#### [Brief]
State how many lines hold the word "ylabel", with no other words.

**********

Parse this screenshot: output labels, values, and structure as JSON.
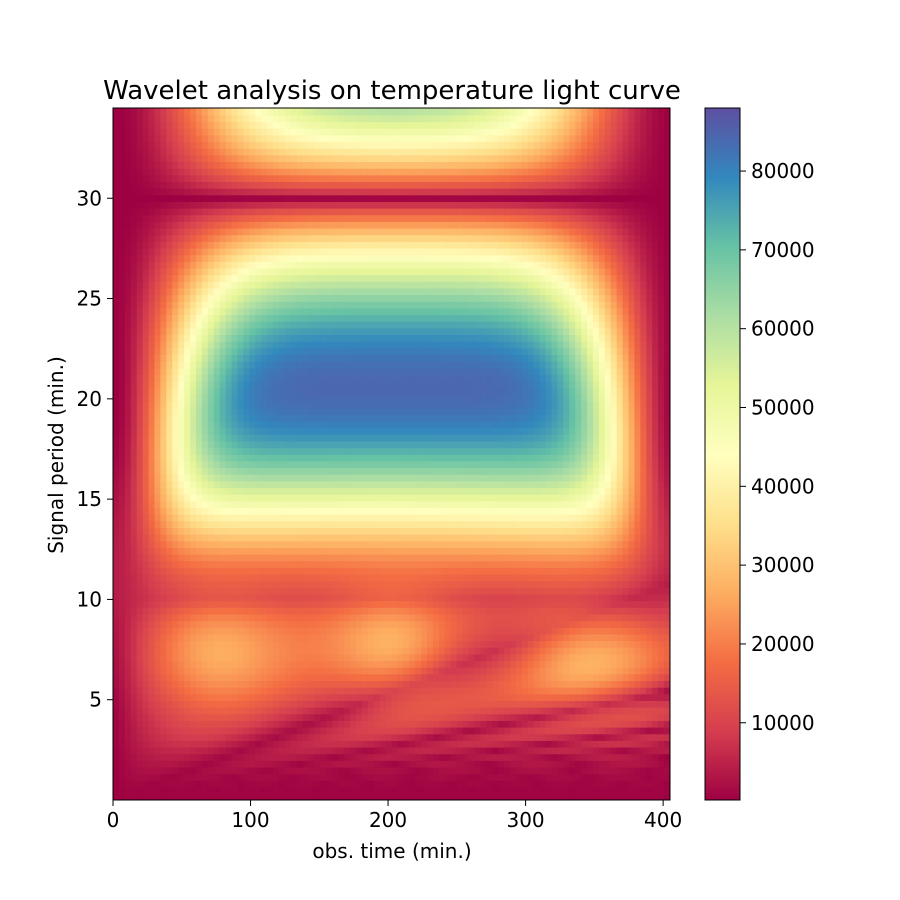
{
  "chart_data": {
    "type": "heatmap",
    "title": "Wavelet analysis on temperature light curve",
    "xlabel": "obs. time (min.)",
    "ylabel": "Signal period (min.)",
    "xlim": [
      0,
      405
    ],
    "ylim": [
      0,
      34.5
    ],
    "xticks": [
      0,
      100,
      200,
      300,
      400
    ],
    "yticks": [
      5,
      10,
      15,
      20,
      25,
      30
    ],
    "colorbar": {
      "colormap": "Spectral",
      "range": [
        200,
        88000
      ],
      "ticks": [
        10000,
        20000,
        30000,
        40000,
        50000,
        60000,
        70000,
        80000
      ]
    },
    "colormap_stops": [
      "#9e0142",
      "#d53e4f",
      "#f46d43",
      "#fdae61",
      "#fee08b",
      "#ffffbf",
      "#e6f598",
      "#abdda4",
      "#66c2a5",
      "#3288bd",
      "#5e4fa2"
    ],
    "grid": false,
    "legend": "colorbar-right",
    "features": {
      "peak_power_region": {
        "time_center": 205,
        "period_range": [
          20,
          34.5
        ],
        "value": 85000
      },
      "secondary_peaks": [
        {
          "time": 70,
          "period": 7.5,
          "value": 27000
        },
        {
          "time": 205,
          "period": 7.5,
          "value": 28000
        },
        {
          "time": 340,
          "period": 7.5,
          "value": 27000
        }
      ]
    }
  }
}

**********

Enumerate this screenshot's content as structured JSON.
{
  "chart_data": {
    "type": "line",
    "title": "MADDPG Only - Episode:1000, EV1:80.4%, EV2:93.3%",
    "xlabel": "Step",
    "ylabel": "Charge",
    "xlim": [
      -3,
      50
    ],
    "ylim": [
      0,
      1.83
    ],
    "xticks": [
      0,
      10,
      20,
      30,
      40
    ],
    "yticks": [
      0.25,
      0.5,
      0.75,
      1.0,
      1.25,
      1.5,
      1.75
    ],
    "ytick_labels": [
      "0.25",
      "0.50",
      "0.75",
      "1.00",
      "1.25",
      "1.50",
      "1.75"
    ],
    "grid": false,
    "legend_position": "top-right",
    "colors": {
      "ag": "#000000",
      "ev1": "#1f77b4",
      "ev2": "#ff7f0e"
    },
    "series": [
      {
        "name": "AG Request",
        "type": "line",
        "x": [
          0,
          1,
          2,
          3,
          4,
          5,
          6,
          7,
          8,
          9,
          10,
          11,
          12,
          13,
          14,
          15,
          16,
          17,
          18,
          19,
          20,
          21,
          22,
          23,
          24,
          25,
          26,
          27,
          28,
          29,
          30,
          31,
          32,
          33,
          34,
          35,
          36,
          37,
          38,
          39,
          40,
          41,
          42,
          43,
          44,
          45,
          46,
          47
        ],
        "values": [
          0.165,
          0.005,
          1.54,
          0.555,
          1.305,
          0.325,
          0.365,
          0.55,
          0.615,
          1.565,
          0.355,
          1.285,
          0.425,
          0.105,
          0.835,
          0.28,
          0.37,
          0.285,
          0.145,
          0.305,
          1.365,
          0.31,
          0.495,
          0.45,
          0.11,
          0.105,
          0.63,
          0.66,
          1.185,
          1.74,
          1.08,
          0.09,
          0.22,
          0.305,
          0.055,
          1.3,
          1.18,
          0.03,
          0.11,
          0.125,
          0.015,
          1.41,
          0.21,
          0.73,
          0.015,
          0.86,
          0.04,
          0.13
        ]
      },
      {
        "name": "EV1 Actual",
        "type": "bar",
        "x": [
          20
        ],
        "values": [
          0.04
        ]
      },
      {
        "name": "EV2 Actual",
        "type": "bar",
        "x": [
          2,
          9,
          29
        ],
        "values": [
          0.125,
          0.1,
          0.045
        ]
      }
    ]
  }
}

**********

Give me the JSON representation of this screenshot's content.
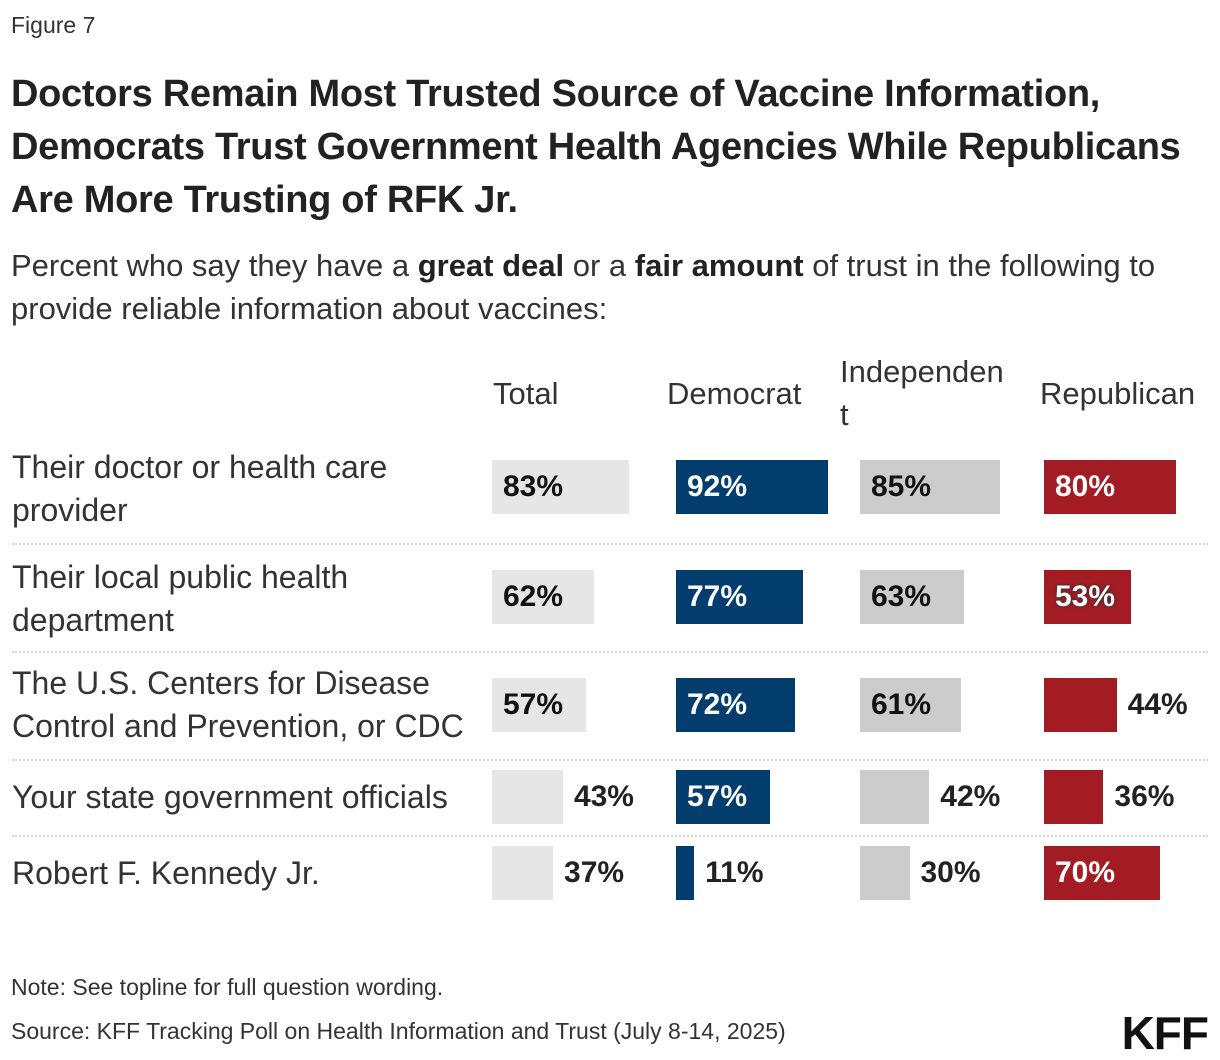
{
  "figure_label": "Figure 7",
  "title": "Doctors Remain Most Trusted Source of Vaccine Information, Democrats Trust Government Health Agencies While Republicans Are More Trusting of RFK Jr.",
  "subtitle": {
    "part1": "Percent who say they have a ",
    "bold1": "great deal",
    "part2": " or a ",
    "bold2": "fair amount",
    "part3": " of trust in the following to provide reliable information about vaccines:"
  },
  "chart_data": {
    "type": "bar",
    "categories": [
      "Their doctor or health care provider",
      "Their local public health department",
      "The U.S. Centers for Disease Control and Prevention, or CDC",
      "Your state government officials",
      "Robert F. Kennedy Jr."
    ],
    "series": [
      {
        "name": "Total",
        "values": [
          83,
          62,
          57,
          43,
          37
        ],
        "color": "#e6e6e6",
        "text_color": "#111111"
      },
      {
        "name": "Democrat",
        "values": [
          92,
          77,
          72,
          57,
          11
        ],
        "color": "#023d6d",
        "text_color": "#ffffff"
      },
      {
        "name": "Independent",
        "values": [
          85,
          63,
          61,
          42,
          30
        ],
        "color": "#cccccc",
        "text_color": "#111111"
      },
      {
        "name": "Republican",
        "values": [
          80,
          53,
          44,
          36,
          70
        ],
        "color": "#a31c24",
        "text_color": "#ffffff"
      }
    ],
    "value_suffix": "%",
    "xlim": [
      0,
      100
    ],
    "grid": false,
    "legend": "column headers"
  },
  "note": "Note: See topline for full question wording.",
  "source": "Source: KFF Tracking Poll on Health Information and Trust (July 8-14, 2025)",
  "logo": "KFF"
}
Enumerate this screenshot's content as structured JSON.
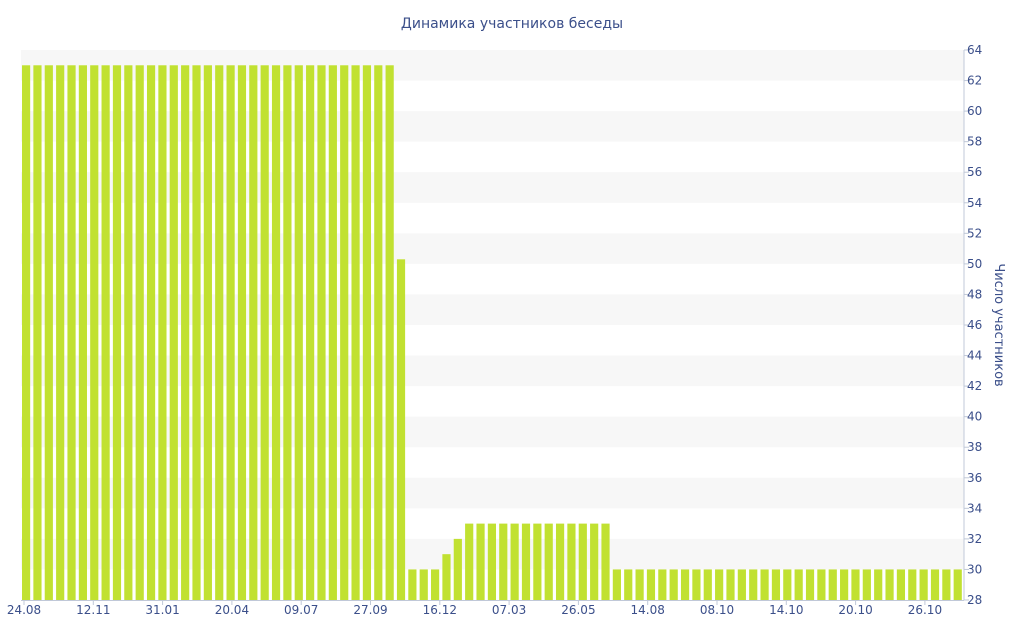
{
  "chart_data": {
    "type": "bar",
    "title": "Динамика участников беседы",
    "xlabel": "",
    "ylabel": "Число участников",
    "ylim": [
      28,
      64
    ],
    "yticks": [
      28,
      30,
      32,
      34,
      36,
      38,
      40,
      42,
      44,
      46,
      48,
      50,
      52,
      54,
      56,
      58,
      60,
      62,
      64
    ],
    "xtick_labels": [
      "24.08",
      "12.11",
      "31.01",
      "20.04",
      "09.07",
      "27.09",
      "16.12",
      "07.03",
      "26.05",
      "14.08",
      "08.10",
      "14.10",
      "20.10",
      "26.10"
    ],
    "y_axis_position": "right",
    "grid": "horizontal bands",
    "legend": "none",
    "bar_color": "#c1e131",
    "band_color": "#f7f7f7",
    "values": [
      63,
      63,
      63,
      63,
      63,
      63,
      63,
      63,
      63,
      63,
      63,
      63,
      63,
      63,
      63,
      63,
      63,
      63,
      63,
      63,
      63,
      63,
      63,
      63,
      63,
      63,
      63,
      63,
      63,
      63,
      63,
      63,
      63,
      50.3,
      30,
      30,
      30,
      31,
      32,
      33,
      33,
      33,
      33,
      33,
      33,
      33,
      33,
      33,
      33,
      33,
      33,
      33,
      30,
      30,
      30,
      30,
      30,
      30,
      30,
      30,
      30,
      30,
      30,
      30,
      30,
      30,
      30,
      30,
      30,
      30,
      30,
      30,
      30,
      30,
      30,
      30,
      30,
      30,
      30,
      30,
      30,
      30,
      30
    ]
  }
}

**********

#### [Response]
3